_Input rows_

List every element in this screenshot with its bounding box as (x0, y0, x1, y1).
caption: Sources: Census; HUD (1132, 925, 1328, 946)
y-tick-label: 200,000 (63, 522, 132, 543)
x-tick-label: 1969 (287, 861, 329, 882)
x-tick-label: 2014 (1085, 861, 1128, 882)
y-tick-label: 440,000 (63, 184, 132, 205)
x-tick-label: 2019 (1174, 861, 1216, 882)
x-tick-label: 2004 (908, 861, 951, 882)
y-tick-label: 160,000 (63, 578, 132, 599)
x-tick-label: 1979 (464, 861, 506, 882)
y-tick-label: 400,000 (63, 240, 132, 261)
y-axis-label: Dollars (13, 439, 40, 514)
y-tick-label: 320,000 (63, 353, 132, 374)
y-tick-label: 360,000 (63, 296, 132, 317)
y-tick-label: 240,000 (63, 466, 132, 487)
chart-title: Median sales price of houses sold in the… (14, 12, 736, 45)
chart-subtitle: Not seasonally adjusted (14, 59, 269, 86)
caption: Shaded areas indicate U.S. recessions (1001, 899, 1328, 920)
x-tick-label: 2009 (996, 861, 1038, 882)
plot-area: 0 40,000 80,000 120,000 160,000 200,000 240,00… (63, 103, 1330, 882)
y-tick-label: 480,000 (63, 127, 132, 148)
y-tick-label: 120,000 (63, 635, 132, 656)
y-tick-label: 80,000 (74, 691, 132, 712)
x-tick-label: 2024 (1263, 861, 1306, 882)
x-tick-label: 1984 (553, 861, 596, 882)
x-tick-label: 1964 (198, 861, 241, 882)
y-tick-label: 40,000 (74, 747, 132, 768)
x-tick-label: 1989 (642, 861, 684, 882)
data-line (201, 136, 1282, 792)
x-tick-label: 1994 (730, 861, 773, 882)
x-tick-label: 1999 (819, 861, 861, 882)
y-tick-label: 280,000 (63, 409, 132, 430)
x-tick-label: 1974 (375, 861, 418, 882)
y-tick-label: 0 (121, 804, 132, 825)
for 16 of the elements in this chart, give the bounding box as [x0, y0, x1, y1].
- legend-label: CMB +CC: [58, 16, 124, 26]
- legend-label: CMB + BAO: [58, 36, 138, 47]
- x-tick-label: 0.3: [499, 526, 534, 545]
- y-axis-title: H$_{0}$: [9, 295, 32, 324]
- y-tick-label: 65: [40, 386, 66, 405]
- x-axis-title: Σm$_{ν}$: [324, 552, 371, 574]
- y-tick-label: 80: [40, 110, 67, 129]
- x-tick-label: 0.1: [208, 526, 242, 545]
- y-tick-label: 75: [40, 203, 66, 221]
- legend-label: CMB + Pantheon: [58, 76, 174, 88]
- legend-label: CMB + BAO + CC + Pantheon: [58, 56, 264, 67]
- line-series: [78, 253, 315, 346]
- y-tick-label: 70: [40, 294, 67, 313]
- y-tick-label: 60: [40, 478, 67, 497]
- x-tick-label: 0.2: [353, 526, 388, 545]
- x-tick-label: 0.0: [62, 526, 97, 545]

_Objective_
Rewrite all of the data above, replacing every "x-tick-label" with "horizontal-tick-label" and keeping everything else the same.

_The output_
List every element in this screenshot with its bounding box as (x0, y0, x1, y1).
caption: Sources: Census; HUD (1132, 925, 1328, 946)
y-tick-label: 200,000 (63, 522, 132, 543)
horizontal-tick-label: 1969 (287, 861, 329, 882)
horizontal-tick-label: 2014 (1085, 861, 1128, 882)
y-tick-label: 440,000 (63, 184, 132, 205)
horizontal-tick-label: 2019 (1174, 861, 1216, 882)
horizontal-tick-label: 2004 (908, 861, 951, 882)
y-tick-label: 160,000 (63, 578, 132, 599)
horizontal-tick-label: 1979 (464, 861, 506, 882)
y-tick-label: 400,000 (63, 240, 132, 261)
y-axis-label: Dollars (13, 439, 40, 514)
y-tick-label: 320,000 (63, 353, 132, 374)
y-tick-label: 360,000 (63, 296, 132, 317)
y-tick-label: 240,000 (63, 466, 132, 487)
chart-title: Median sales price of houses sold in the… (14, 12, 736, 45)
chart-subtitle: Not seasonally adjusted (14, 59, 269, 86)
caption: Shaded areas indicate U.S. recessions (1001, 899, 1328, 920)
horizontal-tick-label: 2009 (996, 861, 1038, 882)
plot-area: 0 40,000 80,000 120,000 160,000 200,000 240,00… (63, 103, 1330, 882)
y-tick-label: 480,000 (63, 127, 132, 148)
y-tick-label: 120,000 (63, 635, 132, 656)
y-tick-label: 80,000 (74, 691, 132, 712)
horizontal-tick-label: 2024 (1263, 861, 1306, 882)
horizontal-tick-label: 1984 (553, 861, 596, 882)
horizontal-tick-label: 1964 (198, 861, 241, 882)
y-tick-label: 40,000 (74, 747, 132, 768)
horizontal-tick-label: 1989 (642, 861, 684, 882)
data-line (201, 136, 1282, 792)
horizontal-tick-label: 1994 (730, 861, 773, 882)
horizontal-tick-label: 1999 (819, 861, 861, 882)
y-tick-label: 280,000 (63, 409, 132, 430)
horizontal-tick-label: 1974 (375, 861, 418, 882)
y-tick-label: 0 (121, 804, 132, 825)
for 16 of the elements in this chart, give the bounding box as [x0, y0, x1, y1].
- legend-label: CMB +CC: [58, 16, 124, 26]
- legend-label: CMB + BAO: [58, 36, 138, 47]
- horizontal-tick-label: 0.3: [499, 526, 534, 545]
- y-axis-title: H$_{0}$: [9, 295, 32, 324]
- y-tick-label: 65: [40, 386, 66, 405]
- x-axis-title: Σm$_{ν}$: [324, 552, 371, 574]
- y-tick-label: 80: [40, 110, 67, 129]
- horizontal-tick-label: 0.1: [208, 526, 242, 545]
- y-tick-label: 75: [40, 203, 66, 221]
- legend-label: CMB + Pantheon: [58, 76, 174, 88]
- legend-label: CMB + BAO + CC + Pantheon: [58, 56, 264, 67]
- line-series: [78, 253, 315, 346]
- y-tick-label: 70: [40, 294, 67, 313]
- y-tick-label: 60: [40, 478, 67, 497]
- horizontal-tick-label: 0.2: [353, 526, 388, 545]
- horizontal-tick-label: 0.0: [62, 526, 97, 545]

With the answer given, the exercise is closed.